--- start RECORDS TO PROCESS ---

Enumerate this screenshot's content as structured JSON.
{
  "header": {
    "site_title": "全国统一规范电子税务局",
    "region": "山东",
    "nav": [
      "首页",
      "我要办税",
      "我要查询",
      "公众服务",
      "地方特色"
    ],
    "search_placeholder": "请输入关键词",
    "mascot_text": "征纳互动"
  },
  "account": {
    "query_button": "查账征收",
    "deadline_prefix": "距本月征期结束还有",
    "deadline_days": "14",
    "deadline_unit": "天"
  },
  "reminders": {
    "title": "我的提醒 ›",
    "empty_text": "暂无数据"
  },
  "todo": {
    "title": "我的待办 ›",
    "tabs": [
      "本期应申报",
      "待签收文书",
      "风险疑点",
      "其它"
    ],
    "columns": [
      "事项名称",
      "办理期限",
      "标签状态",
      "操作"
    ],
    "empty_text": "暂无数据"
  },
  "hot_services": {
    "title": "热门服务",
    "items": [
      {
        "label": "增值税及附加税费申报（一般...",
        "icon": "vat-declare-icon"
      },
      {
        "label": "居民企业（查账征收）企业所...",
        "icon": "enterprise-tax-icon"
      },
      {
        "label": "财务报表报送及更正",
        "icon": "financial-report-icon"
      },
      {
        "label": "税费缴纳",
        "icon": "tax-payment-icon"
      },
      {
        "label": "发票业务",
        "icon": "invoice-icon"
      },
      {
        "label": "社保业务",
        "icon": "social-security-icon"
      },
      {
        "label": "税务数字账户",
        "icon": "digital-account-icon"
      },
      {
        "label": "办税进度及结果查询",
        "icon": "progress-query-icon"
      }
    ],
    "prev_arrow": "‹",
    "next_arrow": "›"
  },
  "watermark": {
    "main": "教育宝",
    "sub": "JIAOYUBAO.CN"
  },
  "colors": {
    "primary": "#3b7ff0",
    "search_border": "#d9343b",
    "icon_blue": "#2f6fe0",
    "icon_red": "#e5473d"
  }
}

--- end RECORDS TO PROCESS ---

▶ _GOAL_: Reproduce the listing above verbatim, from first line to last.

▶ _RESULT FOR THIS TASK_:
Enumerate this screenshot's content as structured JSON.
{
  "header": {
    "site_title": "全国统一规范电子税务局",
    "region": "山东",
    "nav": [
      "首页",
      "我要办税",
      "我要查询",
      "公众服务",
      "地方特色"
    ],
    "search_placeholder": "请输入关键词",
    "mascot_text": "征纳互动"
  },
  "account": {
    "query_button": "查账征收",
    "deadline_prefix": "距本月征期结束还有",
    "deadline_days": "14",
    "deadline_unit": "天"
  },
  "reminders": {
    "title": "我的提醒 ›",
    "empty_text": "暂无数据"
  },
  "todo": {
    "title": "我的待办 ›",
    "tabs": [
      "本期应申报",
      "待签收文书",
      "风险疑点",
      "其它"
    ],
    "columns": [
      "事项名称",
      "办理期限",
      "标签状态",
      "操作"
    ],
    "empty_text": "暂无数据"
  },
  "hot_services": {
    "title": "热门服务",
    "items": [
      {
        "label": "增值税及附加税费申报（一般...",
        "icon": "vat-declare-icon"
      },
      {
        "label": "居民企业（查账征收）企业所...",
        "icon": "enterprise-tax-icon"
      },
      {
        "label": "财务报表报送及更正",
        "icon": "financial-report-icon"
      },
      {
        "label": "税费缴纳",
        "icon": "tax-payment-icon"
      },
      {
        "label": "发票业务",
        "icon": "invoice-icon"
      },
      {
        "label": "社保业务",
        "icon": "social-security-icon"
      },
      {
        "label": "税务数字账户",
        "icon": "digital-account-icon"
      },
      {
        "label": "办税进度及结果查询",
        "icon": "progress-query-icon"
      }
    ],
    "prev_arrow": "‹",
    "next_arrow": "›"
  },
  "watermark": {
    "main": "教育宝",
    "sub": "JIAOYUBAO.CN"
  },
  "colors": {
    "primary": "#3b7ff0",
    "search_border": "#d9343b",
    "icon_blue": "#2f6fe0",
    "icon_red": "#e5473d"
  }
}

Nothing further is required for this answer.